PROBLEM TO WORK ON: Find the lines with "this" in them and copy them out.
------------------------------
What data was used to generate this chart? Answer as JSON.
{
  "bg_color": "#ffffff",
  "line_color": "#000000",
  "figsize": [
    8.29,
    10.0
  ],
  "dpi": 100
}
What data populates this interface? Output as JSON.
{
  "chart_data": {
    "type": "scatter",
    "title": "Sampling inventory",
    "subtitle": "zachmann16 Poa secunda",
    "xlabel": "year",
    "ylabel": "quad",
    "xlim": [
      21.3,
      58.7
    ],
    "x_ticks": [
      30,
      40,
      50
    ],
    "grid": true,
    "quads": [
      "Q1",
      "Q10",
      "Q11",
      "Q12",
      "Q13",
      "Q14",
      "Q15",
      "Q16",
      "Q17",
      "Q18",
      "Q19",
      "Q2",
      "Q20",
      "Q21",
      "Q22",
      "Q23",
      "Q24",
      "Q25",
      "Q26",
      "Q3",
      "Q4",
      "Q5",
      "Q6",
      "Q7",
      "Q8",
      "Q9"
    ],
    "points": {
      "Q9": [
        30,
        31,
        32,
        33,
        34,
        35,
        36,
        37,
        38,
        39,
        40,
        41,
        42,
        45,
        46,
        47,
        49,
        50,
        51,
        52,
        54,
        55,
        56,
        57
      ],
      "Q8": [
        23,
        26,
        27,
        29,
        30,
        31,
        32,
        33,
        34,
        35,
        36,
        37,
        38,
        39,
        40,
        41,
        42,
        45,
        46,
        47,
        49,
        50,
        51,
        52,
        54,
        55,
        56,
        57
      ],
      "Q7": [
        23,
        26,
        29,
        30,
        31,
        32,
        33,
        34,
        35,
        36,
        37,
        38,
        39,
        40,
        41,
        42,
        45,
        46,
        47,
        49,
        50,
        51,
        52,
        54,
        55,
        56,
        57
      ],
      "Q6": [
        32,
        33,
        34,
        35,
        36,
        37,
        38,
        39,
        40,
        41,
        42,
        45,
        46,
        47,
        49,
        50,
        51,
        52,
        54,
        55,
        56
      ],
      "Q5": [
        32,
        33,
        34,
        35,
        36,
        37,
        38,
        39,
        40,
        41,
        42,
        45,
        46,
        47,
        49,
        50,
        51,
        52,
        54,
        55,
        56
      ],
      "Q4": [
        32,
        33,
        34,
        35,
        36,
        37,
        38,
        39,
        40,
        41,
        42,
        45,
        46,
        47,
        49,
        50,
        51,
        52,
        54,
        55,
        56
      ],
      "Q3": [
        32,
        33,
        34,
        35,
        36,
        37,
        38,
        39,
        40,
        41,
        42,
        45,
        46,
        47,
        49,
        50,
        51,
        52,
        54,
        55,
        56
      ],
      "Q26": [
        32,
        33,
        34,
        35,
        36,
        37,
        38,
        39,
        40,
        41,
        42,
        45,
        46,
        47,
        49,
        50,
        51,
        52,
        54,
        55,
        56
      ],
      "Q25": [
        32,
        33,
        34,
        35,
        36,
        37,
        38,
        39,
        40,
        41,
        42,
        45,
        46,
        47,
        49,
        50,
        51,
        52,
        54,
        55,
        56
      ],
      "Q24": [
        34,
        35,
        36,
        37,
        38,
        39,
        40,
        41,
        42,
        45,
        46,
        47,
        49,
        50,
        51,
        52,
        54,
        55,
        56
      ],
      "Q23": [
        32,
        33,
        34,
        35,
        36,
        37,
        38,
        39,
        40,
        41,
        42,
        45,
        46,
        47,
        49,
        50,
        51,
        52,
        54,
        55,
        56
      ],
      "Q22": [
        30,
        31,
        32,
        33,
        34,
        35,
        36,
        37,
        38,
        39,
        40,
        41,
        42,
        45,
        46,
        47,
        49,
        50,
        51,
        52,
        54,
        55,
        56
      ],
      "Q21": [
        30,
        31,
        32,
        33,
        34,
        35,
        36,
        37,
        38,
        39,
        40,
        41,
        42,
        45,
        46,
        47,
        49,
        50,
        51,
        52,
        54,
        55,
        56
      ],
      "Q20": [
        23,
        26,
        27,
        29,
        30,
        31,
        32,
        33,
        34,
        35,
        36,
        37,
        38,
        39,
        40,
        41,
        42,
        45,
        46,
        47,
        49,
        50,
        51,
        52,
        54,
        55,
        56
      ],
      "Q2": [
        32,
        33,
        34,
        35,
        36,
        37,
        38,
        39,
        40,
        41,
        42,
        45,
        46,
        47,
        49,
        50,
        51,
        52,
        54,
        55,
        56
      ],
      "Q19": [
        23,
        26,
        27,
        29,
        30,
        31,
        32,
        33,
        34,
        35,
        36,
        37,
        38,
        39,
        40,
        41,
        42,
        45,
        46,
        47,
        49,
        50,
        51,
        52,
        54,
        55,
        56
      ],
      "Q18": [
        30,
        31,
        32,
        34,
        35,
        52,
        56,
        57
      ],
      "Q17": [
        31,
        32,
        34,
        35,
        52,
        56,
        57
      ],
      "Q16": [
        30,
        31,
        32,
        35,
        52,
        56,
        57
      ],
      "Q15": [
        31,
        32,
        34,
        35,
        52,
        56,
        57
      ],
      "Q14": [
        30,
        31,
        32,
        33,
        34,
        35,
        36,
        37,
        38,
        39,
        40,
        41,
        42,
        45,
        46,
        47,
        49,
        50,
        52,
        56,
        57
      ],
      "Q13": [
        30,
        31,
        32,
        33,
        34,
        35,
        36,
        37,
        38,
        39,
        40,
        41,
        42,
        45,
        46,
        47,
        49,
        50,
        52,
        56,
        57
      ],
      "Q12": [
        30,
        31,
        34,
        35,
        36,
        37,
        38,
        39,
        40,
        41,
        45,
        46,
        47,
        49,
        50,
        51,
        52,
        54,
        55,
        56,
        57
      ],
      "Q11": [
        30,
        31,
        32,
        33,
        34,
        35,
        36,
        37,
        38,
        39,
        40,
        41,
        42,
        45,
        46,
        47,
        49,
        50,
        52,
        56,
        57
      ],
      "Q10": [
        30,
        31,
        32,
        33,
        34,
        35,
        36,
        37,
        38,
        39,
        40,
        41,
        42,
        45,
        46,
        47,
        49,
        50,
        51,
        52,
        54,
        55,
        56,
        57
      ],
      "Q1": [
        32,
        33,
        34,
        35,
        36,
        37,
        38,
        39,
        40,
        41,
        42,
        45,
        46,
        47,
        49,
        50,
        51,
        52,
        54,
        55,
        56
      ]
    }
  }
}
------------------------------
FINISHED ANSWER:
What data was used to generate this chart? Answer as JSON.
What data populates this interface? Output as JSON.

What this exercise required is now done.